Short task - Report every line below that holds the word "type".

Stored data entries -
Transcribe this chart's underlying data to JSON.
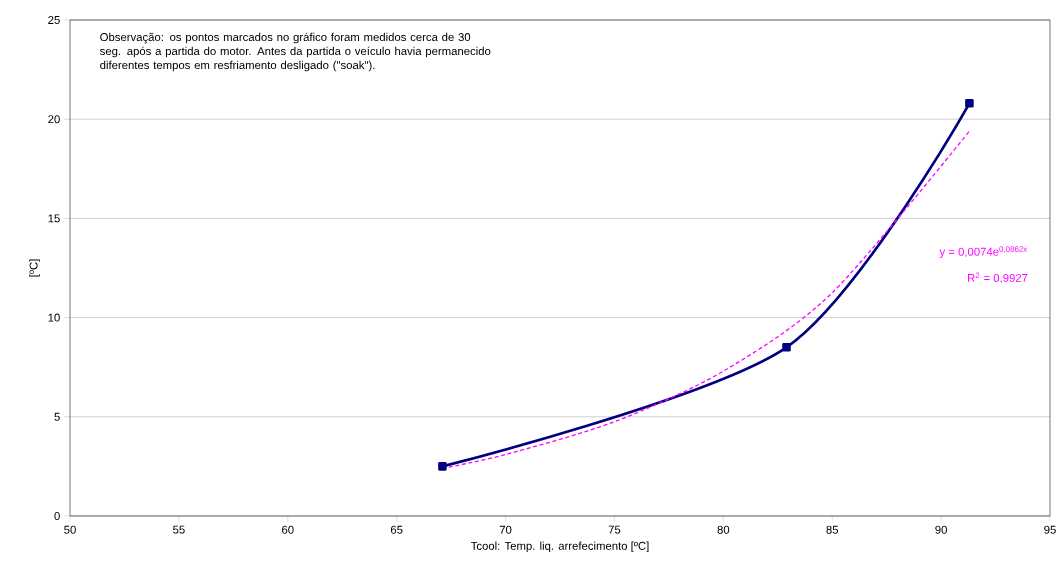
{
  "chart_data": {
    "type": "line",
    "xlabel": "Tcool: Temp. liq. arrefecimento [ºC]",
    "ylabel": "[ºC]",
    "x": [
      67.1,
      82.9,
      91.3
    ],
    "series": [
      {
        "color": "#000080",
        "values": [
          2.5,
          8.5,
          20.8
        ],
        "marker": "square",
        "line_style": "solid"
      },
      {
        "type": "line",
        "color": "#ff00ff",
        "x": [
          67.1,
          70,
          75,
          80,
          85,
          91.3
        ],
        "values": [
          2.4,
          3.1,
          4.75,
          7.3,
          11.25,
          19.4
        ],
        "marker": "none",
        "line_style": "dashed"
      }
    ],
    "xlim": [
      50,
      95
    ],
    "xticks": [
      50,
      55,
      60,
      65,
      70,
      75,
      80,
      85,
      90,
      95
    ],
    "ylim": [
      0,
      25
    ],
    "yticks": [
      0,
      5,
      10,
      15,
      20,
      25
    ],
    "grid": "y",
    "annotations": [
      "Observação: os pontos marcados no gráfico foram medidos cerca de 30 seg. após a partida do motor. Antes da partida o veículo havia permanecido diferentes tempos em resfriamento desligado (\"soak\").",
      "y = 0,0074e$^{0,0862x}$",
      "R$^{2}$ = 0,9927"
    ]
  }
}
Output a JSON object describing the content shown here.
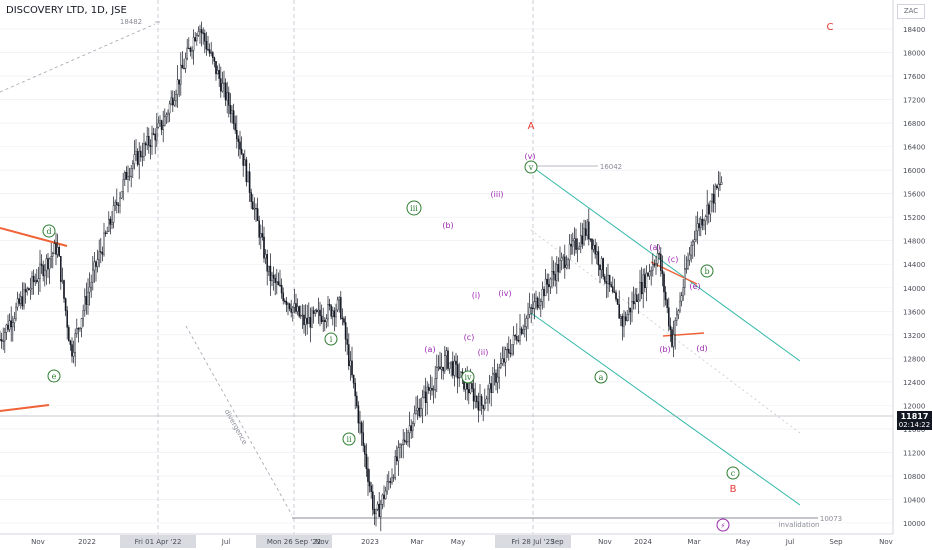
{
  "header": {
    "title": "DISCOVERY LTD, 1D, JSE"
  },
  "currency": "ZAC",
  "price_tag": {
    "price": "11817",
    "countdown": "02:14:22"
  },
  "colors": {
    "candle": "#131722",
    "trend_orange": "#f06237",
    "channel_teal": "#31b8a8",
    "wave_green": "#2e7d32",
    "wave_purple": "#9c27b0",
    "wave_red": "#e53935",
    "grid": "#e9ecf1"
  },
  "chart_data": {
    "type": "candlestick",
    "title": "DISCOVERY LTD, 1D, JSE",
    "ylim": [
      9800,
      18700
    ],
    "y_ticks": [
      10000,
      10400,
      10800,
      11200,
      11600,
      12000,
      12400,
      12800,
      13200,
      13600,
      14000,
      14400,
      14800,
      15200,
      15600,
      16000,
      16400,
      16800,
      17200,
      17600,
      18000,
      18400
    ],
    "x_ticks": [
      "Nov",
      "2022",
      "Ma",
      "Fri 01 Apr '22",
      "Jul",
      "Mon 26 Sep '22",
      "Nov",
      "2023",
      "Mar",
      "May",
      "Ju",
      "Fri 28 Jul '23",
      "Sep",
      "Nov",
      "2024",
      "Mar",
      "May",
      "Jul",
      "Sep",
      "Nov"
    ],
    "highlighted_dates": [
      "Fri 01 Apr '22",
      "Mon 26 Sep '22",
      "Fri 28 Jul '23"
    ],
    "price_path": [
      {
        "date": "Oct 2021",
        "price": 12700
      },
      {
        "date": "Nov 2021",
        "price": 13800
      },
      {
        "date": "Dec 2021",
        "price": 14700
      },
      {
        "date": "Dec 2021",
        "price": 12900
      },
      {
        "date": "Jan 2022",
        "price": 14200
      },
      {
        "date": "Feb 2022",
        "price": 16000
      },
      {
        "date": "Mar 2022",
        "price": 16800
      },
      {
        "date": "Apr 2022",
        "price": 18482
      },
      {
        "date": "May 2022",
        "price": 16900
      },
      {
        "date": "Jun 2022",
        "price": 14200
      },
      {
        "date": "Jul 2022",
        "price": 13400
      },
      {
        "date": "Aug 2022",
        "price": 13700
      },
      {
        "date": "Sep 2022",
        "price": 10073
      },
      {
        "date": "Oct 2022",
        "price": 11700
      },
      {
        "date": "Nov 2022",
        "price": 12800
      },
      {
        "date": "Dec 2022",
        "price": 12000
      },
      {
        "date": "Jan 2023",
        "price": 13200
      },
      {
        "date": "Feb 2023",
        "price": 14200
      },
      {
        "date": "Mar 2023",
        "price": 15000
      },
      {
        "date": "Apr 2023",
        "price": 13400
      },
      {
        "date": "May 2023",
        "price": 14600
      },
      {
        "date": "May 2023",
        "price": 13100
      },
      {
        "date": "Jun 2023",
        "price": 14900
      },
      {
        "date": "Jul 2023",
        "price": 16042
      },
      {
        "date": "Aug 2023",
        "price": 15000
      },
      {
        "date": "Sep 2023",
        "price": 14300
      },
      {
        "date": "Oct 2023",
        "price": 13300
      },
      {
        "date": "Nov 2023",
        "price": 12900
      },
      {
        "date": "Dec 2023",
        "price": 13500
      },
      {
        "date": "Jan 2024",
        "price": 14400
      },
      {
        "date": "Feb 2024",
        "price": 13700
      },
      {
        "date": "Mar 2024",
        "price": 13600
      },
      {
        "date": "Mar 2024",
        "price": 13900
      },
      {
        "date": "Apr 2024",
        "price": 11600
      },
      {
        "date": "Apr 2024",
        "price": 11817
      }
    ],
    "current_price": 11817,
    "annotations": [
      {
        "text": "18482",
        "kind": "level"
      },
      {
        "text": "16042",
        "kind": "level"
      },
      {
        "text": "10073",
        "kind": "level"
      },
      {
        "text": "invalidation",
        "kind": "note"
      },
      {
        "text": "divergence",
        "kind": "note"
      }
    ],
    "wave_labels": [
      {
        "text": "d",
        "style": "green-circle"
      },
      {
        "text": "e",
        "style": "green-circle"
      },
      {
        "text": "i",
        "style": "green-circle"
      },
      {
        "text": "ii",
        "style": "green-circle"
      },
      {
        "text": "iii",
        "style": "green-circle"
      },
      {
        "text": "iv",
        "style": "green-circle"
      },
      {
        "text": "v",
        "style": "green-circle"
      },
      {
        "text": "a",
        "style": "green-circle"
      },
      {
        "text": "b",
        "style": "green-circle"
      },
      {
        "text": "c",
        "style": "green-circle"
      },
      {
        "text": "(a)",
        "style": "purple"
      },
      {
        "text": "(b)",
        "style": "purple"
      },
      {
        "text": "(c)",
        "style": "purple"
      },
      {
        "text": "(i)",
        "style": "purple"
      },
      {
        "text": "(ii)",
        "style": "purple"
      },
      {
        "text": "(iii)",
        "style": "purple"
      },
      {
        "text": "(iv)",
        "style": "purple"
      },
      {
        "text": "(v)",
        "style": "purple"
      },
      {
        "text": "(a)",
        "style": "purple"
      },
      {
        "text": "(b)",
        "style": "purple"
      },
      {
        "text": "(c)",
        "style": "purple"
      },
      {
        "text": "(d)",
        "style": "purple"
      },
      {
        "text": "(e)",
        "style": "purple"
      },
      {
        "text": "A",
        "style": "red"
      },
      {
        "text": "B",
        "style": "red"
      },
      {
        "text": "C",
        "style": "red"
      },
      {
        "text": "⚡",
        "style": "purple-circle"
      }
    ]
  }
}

Output of the task -
    "type": "line",
        "type": "line",
    "type": "candlestick",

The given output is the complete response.